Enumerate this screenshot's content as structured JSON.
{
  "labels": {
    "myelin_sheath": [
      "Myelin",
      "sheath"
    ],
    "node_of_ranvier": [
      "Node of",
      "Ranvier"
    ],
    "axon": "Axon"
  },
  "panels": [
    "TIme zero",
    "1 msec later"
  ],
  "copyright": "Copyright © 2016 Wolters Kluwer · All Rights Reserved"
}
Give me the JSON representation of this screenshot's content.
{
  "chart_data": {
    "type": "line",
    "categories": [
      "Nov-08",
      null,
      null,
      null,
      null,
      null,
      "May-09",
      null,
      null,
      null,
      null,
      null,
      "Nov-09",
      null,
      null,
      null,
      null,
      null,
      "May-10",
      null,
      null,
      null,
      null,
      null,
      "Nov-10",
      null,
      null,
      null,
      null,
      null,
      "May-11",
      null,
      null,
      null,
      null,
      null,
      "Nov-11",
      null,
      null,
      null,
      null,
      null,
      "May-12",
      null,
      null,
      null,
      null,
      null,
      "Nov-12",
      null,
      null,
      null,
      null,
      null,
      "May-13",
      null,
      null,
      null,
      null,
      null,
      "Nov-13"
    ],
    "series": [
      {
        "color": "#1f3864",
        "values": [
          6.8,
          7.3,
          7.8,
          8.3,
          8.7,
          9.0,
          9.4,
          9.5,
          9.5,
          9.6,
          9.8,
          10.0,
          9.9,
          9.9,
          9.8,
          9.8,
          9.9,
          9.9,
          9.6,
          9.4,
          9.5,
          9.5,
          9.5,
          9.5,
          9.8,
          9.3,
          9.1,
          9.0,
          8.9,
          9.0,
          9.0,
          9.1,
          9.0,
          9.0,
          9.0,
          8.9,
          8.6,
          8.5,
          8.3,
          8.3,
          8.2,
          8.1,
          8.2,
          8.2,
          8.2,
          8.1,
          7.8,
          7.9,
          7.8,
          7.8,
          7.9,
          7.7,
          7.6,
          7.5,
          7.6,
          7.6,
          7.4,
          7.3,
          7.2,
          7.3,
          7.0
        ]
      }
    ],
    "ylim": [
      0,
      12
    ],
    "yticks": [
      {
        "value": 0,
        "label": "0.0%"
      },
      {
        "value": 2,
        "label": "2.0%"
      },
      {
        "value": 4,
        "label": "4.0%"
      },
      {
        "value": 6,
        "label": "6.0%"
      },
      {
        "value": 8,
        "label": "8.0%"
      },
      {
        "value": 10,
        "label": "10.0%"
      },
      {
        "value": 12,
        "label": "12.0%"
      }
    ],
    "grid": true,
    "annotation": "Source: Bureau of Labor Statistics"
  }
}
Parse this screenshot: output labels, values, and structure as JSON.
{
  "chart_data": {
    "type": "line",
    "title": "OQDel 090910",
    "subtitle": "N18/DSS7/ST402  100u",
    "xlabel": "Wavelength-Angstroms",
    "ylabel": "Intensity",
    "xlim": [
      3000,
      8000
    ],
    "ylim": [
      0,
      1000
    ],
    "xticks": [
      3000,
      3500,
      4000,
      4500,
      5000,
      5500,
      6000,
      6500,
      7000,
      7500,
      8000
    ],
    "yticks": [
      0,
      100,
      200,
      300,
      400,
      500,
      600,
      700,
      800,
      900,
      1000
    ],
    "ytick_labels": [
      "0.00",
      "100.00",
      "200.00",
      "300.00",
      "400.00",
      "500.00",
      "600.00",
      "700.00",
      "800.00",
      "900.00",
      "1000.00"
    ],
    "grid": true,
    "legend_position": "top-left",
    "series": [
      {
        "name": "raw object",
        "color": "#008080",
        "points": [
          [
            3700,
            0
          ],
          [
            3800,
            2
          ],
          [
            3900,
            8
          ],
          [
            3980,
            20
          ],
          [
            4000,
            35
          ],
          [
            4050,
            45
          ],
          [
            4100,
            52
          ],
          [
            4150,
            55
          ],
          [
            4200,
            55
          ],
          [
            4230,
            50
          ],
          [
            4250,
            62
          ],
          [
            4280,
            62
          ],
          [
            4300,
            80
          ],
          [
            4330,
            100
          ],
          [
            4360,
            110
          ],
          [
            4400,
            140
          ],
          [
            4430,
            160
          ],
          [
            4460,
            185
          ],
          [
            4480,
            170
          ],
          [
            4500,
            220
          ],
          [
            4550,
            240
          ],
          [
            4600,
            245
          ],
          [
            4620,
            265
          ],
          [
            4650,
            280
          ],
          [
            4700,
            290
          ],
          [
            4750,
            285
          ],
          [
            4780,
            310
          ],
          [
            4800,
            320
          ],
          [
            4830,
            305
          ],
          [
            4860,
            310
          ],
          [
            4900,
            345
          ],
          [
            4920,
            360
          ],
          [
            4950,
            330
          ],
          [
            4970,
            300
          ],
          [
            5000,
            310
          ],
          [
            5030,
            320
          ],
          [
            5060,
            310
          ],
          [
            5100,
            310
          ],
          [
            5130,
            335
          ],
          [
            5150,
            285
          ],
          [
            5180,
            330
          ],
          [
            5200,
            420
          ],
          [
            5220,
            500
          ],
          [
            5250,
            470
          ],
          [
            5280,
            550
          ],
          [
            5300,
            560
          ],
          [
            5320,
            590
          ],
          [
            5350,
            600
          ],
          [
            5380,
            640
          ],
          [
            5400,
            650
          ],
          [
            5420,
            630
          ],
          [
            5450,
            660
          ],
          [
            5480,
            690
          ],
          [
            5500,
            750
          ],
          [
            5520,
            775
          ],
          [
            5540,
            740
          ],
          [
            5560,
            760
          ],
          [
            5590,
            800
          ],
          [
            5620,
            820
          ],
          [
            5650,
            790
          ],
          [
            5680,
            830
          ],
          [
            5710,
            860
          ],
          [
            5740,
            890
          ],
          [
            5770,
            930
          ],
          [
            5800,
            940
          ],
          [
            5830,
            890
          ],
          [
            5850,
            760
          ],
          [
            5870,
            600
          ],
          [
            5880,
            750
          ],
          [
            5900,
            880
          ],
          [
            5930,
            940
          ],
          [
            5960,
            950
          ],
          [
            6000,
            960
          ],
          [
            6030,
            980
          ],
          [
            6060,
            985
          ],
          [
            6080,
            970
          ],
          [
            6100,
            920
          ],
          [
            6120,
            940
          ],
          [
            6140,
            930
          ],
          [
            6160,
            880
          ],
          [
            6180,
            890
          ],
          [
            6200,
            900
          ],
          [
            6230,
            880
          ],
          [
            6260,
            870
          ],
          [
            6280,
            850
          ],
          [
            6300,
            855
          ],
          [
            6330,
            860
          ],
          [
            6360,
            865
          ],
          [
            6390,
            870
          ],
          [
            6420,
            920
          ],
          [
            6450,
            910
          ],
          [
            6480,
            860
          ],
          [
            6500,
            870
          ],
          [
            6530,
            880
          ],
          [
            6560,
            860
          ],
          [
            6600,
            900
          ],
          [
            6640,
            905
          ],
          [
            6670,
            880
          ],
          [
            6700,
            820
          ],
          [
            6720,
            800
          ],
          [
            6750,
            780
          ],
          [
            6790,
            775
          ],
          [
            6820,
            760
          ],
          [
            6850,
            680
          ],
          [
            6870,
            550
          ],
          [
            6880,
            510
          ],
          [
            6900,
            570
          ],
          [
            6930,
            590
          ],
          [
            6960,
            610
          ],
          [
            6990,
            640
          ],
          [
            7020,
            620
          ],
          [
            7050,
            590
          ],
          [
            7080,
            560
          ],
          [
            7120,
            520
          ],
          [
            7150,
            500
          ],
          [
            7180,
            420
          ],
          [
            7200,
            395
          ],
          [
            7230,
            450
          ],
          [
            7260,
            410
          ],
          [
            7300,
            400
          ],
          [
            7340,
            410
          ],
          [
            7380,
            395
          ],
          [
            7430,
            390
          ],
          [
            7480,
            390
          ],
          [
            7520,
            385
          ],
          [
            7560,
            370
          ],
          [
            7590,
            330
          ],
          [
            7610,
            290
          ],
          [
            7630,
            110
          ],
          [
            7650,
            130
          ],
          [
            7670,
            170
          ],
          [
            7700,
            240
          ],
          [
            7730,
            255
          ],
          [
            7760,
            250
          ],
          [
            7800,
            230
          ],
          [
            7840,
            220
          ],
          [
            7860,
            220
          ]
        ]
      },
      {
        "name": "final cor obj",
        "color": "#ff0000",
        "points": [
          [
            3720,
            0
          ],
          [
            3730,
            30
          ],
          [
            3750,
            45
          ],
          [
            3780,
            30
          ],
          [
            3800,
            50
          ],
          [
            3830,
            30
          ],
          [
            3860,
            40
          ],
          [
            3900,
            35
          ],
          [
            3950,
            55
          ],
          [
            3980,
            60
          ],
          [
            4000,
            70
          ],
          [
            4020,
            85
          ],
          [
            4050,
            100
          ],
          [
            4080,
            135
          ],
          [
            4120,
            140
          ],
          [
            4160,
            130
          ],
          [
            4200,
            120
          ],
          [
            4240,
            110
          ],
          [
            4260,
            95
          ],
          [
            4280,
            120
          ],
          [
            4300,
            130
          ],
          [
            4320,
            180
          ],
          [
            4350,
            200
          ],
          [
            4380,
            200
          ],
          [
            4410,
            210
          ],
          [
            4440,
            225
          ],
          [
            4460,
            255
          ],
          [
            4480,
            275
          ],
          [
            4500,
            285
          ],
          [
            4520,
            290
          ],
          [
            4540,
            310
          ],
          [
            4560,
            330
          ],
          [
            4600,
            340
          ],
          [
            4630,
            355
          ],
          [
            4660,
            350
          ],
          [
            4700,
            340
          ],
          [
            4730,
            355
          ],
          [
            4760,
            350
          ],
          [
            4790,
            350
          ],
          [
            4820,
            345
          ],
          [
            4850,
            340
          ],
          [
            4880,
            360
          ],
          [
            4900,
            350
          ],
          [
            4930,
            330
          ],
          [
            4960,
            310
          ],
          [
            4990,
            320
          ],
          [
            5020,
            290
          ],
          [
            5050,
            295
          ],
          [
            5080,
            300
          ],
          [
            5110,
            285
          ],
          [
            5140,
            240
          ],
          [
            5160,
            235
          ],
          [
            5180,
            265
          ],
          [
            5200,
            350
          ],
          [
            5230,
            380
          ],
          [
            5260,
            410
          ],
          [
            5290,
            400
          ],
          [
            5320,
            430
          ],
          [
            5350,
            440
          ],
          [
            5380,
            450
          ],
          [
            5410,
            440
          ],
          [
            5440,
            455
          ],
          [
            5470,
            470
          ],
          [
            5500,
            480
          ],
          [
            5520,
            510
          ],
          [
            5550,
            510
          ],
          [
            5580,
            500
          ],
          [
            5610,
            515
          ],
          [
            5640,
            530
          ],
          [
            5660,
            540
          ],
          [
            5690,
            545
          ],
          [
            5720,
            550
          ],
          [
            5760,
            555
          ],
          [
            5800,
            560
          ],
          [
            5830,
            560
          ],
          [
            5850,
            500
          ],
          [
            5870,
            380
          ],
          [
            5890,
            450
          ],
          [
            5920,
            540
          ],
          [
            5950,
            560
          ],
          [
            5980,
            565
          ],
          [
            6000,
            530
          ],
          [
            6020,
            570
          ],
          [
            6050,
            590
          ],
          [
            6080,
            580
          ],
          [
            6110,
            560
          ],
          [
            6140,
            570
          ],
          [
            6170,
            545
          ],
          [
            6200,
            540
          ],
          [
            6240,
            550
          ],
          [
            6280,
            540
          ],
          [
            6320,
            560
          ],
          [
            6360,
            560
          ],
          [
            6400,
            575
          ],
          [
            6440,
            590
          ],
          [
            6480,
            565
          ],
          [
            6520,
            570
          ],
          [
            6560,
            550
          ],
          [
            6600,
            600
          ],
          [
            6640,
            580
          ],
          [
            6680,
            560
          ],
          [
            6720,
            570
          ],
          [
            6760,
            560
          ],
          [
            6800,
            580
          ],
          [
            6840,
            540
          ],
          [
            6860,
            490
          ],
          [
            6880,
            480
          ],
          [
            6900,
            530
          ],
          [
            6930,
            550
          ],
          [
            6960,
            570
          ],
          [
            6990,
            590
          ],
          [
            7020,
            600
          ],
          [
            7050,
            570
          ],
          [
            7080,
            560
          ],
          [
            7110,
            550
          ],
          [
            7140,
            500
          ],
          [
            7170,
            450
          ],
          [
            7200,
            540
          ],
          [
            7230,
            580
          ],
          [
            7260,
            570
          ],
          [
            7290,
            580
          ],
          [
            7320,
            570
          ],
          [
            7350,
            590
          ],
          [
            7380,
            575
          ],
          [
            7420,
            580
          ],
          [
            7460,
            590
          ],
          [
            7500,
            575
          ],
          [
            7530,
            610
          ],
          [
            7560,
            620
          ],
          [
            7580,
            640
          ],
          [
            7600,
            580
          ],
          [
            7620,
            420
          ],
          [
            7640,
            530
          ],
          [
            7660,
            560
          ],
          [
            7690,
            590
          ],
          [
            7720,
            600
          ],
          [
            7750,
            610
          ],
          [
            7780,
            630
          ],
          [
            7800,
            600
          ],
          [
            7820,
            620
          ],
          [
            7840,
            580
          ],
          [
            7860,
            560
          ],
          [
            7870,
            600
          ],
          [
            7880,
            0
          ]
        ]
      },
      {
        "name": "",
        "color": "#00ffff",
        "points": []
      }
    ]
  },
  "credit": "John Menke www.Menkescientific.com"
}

** What you need to do **
Copy out all lines from the material above that contain the string "JSON".

** Problem solution **
Enumerate this screenshot's content as structured JSON.
Give me the JSON representation of this screenshot's content.
Parse this screenshot: output labels, values, and structure as JSON.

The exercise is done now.